**Text shown:**
•••
You are using a scripting language. The deal of this is literally to avoid manually typing each data point. Sorry.

You have two routes:

1: You have corrected loaded a database connection and created an empty table in your SQLite database. Nice!

To load data into the table, load your text file into R using e.g. df <- read.table('textfile.txt', sep='|') (modify arguments to fit your text file).

To have a 'dynamic' INSERT statement, you can use placeholders. RSQLite allows for both named or positioned placeholder. To insert a single row, you can do:

dbSendQuery(db, 'INSERT INTO table1 (MARKS, ROLLNUM, NAME) VALUES (?, ?, ?);', list(1, 16, 'Big fellow'))

You see? The first ? got value 1, the second ? got value 16, and the last ? got the string Big fellow. Also note that you do not enclose placeholders for text in quotation marks (' or ")!

Now, you have thousands of rows. Or just more than one. Either way, you can send in your data frame. dbSendQuery has some requirements. 1) That each vector has the same number of entries (not an issue when providing a data.frame). And 2) You may only submit the same number of vectors as you have placeholders.

I assume your data frame, df contains columns mark, roll, and name, corrsponding to the columns. Then you may run:

dbSendQuery(db, 'INSERT INTO table1 (MARKS, ROLLNUM, NAME) VALUES (:mark, :roll, :name);', df)
•••
**What to work on:**
1: Reproduce the part of the RSQLite text that opens with the words containing "Now, you have" and closes with "you have placeholders.".
2: Carry the RSQLite text forward, picking up right after its last line.
The data after this point has no connection to the RSQLite text.
•••
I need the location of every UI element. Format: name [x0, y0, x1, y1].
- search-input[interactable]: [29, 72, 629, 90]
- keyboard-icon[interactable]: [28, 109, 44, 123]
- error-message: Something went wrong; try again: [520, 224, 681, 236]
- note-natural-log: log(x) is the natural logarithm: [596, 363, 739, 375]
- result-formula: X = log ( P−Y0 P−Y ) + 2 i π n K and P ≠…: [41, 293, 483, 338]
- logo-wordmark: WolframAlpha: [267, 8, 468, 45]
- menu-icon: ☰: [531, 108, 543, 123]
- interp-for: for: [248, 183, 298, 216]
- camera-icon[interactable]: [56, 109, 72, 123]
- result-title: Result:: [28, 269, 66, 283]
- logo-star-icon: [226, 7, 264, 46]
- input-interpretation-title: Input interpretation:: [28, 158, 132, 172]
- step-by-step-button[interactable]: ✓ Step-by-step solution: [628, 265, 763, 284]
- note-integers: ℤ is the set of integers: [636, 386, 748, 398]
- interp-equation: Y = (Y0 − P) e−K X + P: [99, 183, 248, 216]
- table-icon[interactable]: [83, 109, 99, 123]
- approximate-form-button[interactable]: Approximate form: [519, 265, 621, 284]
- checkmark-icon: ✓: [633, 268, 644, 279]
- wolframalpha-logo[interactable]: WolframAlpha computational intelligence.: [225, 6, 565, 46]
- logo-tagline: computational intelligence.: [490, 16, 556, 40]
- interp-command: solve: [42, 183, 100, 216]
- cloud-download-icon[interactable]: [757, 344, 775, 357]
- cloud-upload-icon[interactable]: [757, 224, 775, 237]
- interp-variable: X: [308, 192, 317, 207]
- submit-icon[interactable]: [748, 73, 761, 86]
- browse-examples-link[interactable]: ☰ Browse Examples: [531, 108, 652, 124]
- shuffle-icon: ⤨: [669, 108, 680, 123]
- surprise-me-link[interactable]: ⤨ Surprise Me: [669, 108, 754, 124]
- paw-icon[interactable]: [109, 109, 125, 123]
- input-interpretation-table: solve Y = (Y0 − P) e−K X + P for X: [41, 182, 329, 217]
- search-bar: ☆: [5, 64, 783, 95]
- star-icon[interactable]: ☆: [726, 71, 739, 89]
•••
**Results of the tasks:**
1:
Now, you have thousands of rows. Or just more than one. Either way, you can send in your data frame. dbSendQuery has some requirements. 1) That each vector has the same number of entries (not an issue when providing a data.frame). And 2) You may only submit the same number of vectors as you have placeholders.

2:
This will execute an INSERT statement for each row in df!

TIP! Because an INSERT statement is execute for each row, inserting thousands of rows can take a long time, because after each insert, data is written to file and indices are updated. Insert, enclose it in an transaction:

dbBegin(db)
res <- dbSendQuery(db, 'INSERT ...;', df)
dbClearResult(res)
dbCommit(db)

and SQLite will save the data to a journal file, and only save the result when you execute the dbCommit(db). Try both methods and compare the speed!


2: Ah, yes. The second way. This can be done in SQLite entirely. With the SQLite command utility (sqlite3 from your command line, not R), you can attach a text file as a table and simply do a INSERT INTO ... SELECT ... ; command. Alternately, read the text file in sqlite3 into a temporary table and run a INSERT INTO ... SELECT ... ;.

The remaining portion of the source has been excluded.